* **Exercise inputs**
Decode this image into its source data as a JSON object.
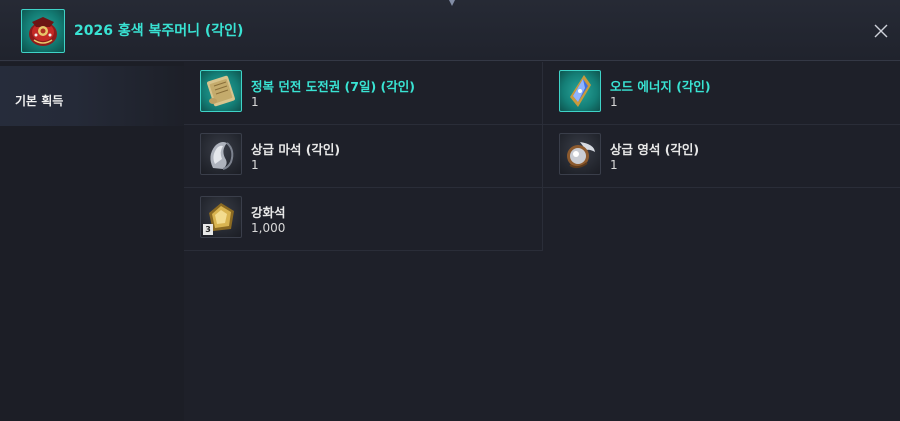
{
  "header": {
    "title": "2026 홍색 복주머니 (각인)",
    "icon": "red-pouch-icon",
    "close_icon": "close-icon"
  },
  "sidebar": {
    "items": [
      {
        "label": "기본 획득",
        "selected": true
      }
    ]
  },
  "items": [
    {
      "name": "정복 던전 도전권 (7일) (각인)",
      "qty": "1",
      "icon": "scroll-icon",
      "rarity_color": "#39e3d3"
    },
    {
      "name": "오드 에너지 (각인)",
      "qty": "1",
      "icon": "blue-crystal-icon",
      "rarity_color": "#39e3d3"
    },
    {
      "name": "상급 마석 (각인)",
      "qty": "1",
      "icon": "silver-stone-icon",
      "rarity_color": "#e8e8e8"
    },
    {
      "name": "상급 영석 (각인)",
      "qty": "1",
      "icon": "winged-orb-icon",
      "rarity_color": "#e8e8e8"
    },
    {
      "name": "강화석",
      "qty": "1,000",
      "icon": "gold-stone-icon",
      "rarity_color": "#e8e8e8",
      "badge": "3"
    }
  ]
}
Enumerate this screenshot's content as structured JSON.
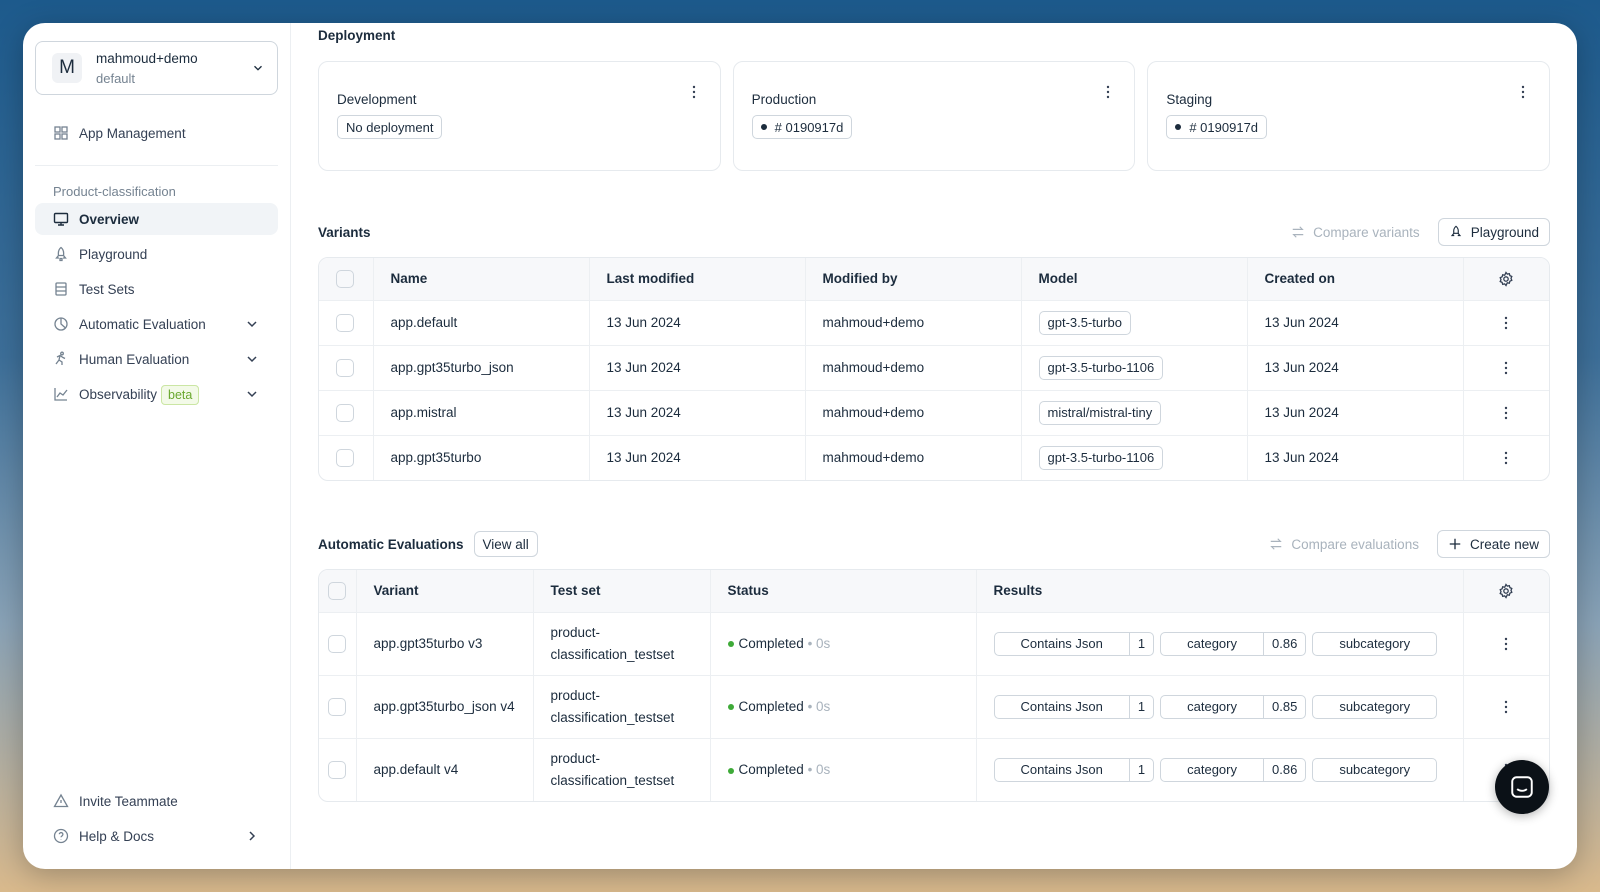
{
  "account": {
    "initial": "M",
    "name": "mahmoud+demo",
    "workspace": "default"
  },
  "sidebar": {
    "app_management": "App Management",
    "project": "Product-classification",
    "items": [
      {
        "label": "Overview",
        "icon": "monitor-icon"
      },
      {
        "label": "Playground",
        "icon": "rocket-icon"
      },
      {
        "label": "Test Sets",
        "icon": "database-icon"
      },
      {
        "label": "Automatic Evaluation",
        "icon": "chart-pie-icon"
      },
      {
        "label": "Human Evaluation",
        "icon": "person-running-icon"
      },
      {
        "label": "Observability",
        "icon": "line-chart-icon",
        "badge": "beta"
      }
    ],
    "invite": "Invite Teammate",
    "help": "Help & Docs"
  },
  "deployment": {
    "title": "Deployment",
    "cards": [
      {
        "name": "Development",
        "tag": "No deployment"
      },
      {
        "name": "Production",
        "tag": "# 0190917d"
      },
      {
        "name": "Staging",
        "tag": "# 0190917d"
      }
    ]
  },
  "variants": {
    "title": "Variants",
    "compare": "Compare variants",
    "playground": "Playground",
    "headers": [
      "Name",
      "Last modified",
      "Modified by",
      "Model",
      "Created on"
    ],
    "rows": [
      {
        "name": "app.default",
        "modified": "13 Jun 2024",
        "by": "mahmoud+demo",
        "model": "gpt-3.5-turbo",
        "created": "13 Jun 2024"
      },
      {
        "name": "app.gpt35turbo_json",
        "modified": "13 Jun 2024",
        "by": "mahmoud+demo",
        "model": "gpt-3.5-turbo-1106",
        "created": "13 Jun 2024"
      },
      {
        "name": "app.mistral",
        "modified": "13 Jun 2024",
        "by": "mahmoud+demo",
        "model": "mistral/mistral-tiny",
        "created": "13 Jun 2024"
      },
      {
        "name": "app.gpt35turbo",
        "modified": "13 Jun 2024",
        "by": "mahmoud+demo",
        "model": "gpt-3.5-turbo-1106",
        "created": "13 Jun 2024"
      }
    ]
  },
  "evaluations": {
    "title": "Automatic Evaluations",
    "view_all": "View all",
    "compare": "Compare evaluations",
    "create": "Create new",
    "headers": [
      "Variant",
      "Test set",
      "Status",
      "Results"
    ],
    "rows": [
      {
        "variant": "app.gpt35turbo v3",
        "testset": "product-classification_testset",
        "status": "Completed",
        "duration": "• 0s",
        "r1k": "Contains Json",
        "r1v": "1",
        "r2k": "category",
        "r2v": "0.86",
        "r3k": "subcategory"
      },
      {
        "variant": "app.gpt35turbo_json v4",
        "testset": "product-classification_testset",
        "status": "Completed",
        "duration": "• 0s",
        "r1k": "Contains Json",
        "r1v": "1",
        "r2k": "category",
        "r2v": "0.85",
        "r3k": "subcategory"
      },
      {
        "variant": "app.default v4",
        "testset": "product-classification_testset",
        "status": "Completed",
        "duration": "• 0s",
        "r1k": "Contains Json",
        "r1v": "1",
        "r2k": "category",
        "r2v": "0.86",
        "r3k": "subcategory"
      }
    ]
  },
  "colors": {
    "accent": "#1c2c3d",
    "success": "#3eaa38",
    "beta": "#6aa82f"
  }
}
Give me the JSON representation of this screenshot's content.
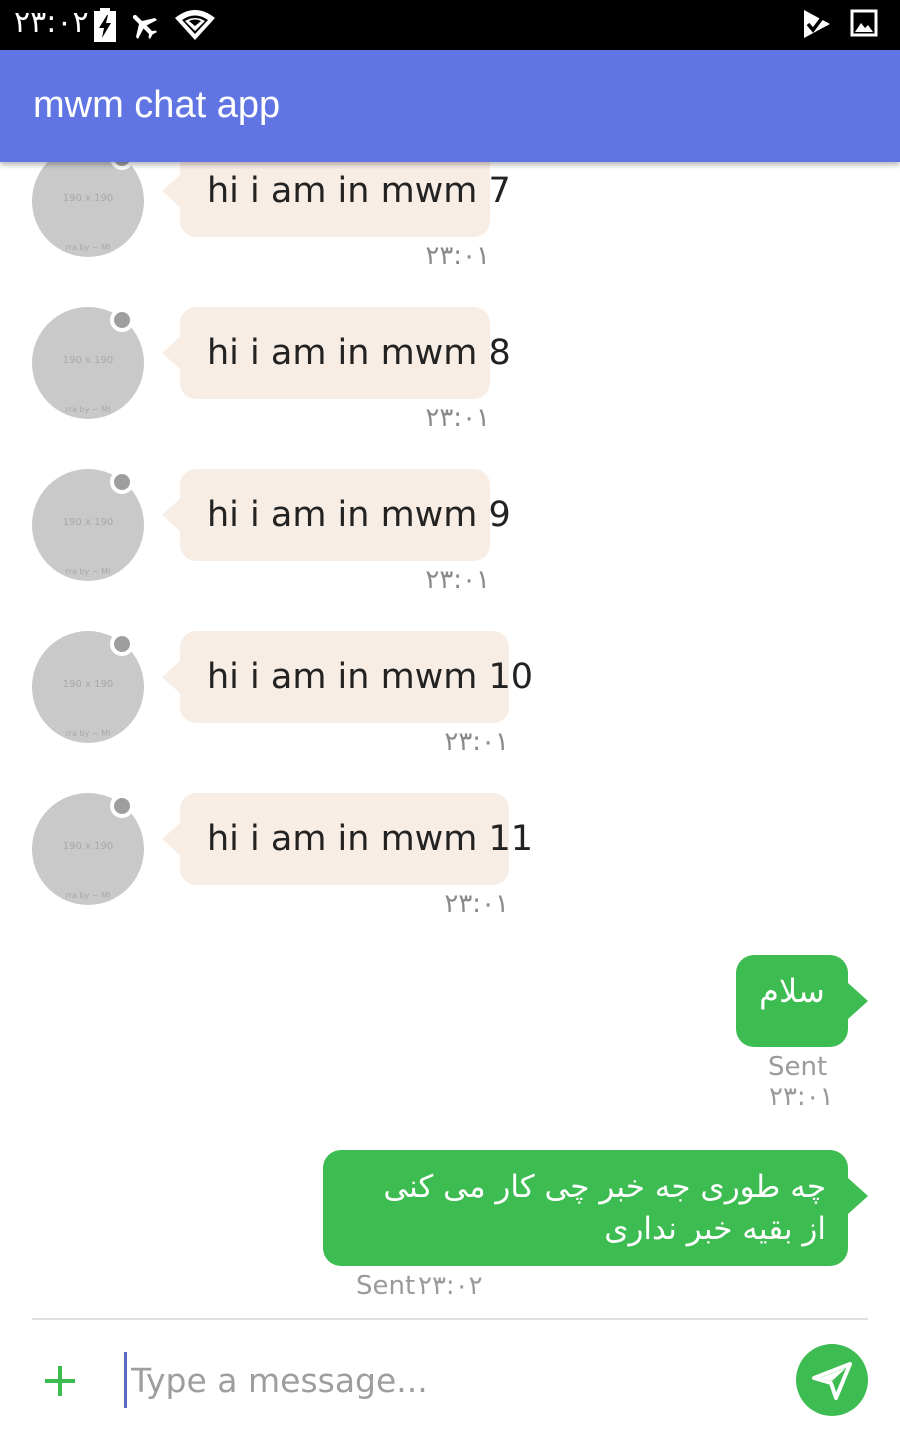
{
  "status_bar": {
    "time": "۲۳:۰۲",
    "icons": [
      "battery-charging-icon",
      "airplane-mode-icon",
      "wifi-icon",
      "notification-check-icon",
      "gallery-icon"
    ]
  },
  "app_bar": {
    "title": "mwm chat app"
  },
  "avatar": {
    "placeholder_label": "190 x 190",
    "credit_text": "rra by ~ MI"
  },
  "incoming_messages": [
    {
      "text": "hi i am in mwm 7",
      "time": "۲۳:۰۱"
    },
    {
      "text": "hi i am in mwm 8",
      "time": "۲۳:۰۱"
    },
    {
      "text": "hi i am in mwm 9",
      "time": "۲۳:۰۱"
    },
    {
      "text": "hi i am in mwm 10",
      "time": "۲۳:۰۱"
    },
    {
      "text": "hi i am in mwm 11",
      "time": "۲۳:۰۱"
    }
  ],
  "outgoing_messages": [
    {
      "lines": [
        "سلام"
      ],
      "status": "Sent",
      "time": "۲۳:۰۱"
    },
    {
      "lines": [
        "چه طوری جه خبر چی کار می کنی",
        "از بقیه خبر نداری"
      ],
      "status": "Sent",
      "time": "۲۳:۰۲"
    }
  ],
  "composer": {
    "placeholder": "Type a message...",
    "value": "",
    "add_icon": "plus-icon",
    "send_icon": "send-icon"
  },
  "colors": {
    "app_bar": "#6075e3",
    "incoming_bubble": "#f8ede4",
    "outgoing_bubble": "#3cbc51",
    "send_button": "#3cbc51",
    "add_icon": "#3cbc51",
    "presence_dot": "#9e9e9e"
  }
}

* **The problem**
Omit all pictures and write out, exactly, only the lines from the line containing "Give me the" through the last line of the entries above.

* **Solution to the exercise**
Give me the JSON representation of this screenshot's content.
{
  "status_bar": {
    "time": "۲۳:۰۲",
    "icons": [
      "battery-charging-icon",
      "airplane-mode-icon",
      "wifi-icon",
      "notification-check-icon",
      "gallery-icon"
    ]
  },
  "app_bar": {
    "title": "mwm chat app"
  },
  "avatar": {
    "placeholder_label": "190 x 190",
    "credit_text": "rra by ~ MI"
  },
  "incoming_messages": [
    {
      "text": "hi i am in mwm 7",
      "time": "۲۳:۰۱"
    },
    {
      "text": "hi i am in mwm 8",
      "time": "۲۳:۰۱"
    },
    {
      "text": "hi i am in mwm 9",
      "time": "۲۳:۰۱"
    },
    {
      "text": "hi i am in mwm 10",
      "time": "۲۳:۰۱"
    },
    {
      "text": "hi i am in mwm 11",
      "time": "۲۳:۰۱"
    }
  ],
  "outgoing_messages": [
    {
      "lines": [
        "سلام"
      ],
      "status": "Sent",
      "time": "۲۳:۰۱"
    },
    {
      "lines": [
        "چه طوری جه خبر چی کار می کنی",
        "از بقیه خبر نداری"
      ],
      "status": "Sent",
      "time": "۲۳:۰۲"
    }
  ],
  "composer": {
    "placeholder": "Type a message...",
    "value": "",
    "add_icon": "plus-icon",
    "send_icon": "send-icon"
  },
  "colors": {
    "app_bar": "#6075e3",
    "incoming_bubble": "#f8ede4",
    "outgoing_bubble": "#3cbc51",
    "send_button": "#3cbc51",
    "add_icon": "#3cbc51",
    "presence_dot": "#9e9e9e"
  }
}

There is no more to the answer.